[WHAT TO WORK ON]:
All lines in which the word "title" occurs are to be extracted.

+++ DATA RECORDS +++

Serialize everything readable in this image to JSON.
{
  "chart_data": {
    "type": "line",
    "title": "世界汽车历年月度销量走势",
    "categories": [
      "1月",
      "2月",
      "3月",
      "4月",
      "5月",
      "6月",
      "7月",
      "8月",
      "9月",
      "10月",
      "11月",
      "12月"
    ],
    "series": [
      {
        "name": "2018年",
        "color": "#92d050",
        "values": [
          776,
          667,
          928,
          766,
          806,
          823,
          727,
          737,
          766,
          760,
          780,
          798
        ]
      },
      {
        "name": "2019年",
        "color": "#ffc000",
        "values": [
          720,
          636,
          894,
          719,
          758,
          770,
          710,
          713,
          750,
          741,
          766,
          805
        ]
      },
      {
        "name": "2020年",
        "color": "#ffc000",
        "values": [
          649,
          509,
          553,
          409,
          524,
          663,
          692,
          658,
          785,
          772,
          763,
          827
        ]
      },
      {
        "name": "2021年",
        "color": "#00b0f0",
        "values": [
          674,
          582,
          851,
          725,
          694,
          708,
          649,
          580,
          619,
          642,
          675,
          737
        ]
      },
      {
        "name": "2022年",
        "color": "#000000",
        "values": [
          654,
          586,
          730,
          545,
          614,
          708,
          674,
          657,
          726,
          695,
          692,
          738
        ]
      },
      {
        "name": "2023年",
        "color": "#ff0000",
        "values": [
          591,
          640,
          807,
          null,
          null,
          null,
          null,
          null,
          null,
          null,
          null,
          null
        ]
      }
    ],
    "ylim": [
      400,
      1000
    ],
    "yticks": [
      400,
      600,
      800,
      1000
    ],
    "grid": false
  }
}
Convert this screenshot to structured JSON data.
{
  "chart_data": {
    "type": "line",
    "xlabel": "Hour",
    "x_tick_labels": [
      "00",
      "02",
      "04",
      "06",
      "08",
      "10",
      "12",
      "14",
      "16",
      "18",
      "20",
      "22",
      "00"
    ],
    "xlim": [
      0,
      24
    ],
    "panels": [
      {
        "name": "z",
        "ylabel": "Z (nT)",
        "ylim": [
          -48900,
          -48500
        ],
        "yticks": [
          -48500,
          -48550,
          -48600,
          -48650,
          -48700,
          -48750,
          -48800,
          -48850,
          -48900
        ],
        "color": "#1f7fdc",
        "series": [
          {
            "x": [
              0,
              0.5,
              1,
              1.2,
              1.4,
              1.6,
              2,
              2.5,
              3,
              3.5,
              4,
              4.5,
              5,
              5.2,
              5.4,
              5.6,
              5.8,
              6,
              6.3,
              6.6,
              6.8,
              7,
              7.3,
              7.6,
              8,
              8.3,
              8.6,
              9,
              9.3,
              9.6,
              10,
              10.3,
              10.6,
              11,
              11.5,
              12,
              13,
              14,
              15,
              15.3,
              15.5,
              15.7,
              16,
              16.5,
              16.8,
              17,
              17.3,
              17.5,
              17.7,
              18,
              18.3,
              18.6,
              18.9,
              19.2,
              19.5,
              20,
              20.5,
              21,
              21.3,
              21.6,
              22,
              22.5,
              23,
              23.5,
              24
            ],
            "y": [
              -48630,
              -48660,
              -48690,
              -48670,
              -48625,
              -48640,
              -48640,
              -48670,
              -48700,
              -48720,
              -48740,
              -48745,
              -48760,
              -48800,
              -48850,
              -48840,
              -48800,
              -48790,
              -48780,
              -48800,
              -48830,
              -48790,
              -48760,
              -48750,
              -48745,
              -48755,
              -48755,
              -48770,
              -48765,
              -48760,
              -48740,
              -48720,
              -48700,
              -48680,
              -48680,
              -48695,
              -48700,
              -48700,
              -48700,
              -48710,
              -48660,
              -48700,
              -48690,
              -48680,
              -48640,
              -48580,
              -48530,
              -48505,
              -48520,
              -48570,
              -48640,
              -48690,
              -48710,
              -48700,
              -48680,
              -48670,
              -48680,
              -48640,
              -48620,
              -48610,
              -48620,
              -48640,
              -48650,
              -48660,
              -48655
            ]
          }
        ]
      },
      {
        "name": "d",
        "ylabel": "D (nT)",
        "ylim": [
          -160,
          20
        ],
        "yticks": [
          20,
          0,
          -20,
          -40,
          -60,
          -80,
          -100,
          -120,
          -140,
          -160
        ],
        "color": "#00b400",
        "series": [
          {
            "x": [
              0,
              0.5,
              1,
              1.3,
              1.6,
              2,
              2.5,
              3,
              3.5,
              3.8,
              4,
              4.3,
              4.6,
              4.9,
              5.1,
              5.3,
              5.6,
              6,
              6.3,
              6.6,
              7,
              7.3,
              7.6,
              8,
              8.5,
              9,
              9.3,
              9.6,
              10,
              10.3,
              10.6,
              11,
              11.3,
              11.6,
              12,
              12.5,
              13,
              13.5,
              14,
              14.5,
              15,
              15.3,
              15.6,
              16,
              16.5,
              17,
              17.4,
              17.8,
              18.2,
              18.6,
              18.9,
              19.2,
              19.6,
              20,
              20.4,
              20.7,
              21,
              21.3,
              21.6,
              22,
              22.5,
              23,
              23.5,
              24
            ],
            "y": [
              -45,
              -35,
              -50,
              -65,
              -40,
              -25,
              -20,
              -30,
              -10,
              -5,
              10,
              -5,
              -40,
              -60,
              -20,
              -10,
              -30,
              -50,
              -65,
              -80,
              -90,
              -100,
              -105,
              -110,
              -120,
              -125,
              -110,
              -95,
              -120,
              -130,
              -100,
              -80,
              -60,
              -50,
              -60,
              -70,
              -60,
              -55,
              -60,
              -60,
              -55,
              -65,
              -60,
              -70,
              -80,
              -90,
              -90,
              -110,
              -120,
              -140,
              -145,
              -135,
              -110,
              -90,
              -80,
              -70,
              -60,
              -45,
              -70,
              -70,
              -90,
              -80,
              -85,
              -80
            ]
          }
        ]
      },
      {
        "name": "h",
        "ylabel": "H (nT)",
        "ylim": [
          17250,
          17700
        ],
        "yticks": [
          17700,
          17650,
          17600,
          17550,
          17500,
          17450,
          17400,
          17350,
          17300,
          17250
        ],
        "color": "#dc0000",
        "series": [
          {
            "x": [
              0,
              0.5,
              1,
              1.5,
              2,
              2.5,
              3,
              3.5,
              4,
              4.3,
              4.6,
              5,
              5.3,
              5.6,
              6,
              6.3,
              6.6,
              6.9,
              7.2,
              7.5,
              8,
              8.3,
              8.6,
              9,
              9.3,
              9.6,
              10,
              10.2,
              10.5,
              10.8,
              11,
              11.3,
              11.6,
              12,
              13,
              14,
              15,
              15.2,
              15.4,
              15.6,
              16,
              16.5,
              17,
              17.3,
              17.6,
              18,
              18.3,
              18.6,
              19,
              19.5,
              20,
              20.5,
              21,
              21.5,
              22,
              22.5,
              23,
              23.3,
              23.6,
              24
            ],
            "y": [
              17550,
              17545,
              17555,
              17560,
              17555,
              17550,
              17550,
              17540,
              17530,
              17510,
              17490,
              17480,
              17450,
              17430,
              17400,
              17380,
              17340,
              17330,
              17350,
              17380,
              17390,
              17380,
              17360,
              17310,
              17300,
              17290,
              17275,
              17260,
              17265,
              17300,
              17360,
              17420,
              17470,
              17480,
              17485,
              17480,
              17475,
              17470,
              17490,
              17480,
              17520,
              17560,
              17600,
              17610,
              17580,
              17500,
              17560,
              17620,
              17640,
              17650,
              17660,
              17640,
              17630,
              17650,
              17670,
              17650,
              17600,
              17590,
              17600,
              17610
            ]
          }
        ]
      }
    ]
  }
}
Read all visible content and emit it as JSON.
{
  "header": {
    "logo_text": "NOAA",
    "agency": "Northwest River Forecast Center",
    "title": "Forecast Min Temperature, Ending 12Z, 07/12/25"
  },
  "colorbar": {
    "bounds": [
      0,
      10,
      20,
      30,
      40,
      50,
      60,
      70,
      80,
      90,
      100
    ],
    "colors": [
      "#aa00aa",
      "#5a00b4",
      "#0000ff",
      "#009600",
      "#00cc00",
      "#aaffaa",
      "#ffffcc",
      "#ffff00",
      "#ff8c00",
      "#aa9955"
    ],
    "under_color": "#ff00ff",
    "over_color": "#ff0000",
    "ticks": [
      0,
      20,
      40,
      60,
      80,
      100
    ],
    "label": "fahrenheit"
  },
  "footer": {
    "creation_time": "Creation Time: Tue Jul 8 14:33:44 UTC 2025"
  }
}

+++

[TASK RESULT]:
    "title": "世界汽车历年月度销量走势",
    "title": "Forecast Min Temperature, Ending 12Z, 07/12/25"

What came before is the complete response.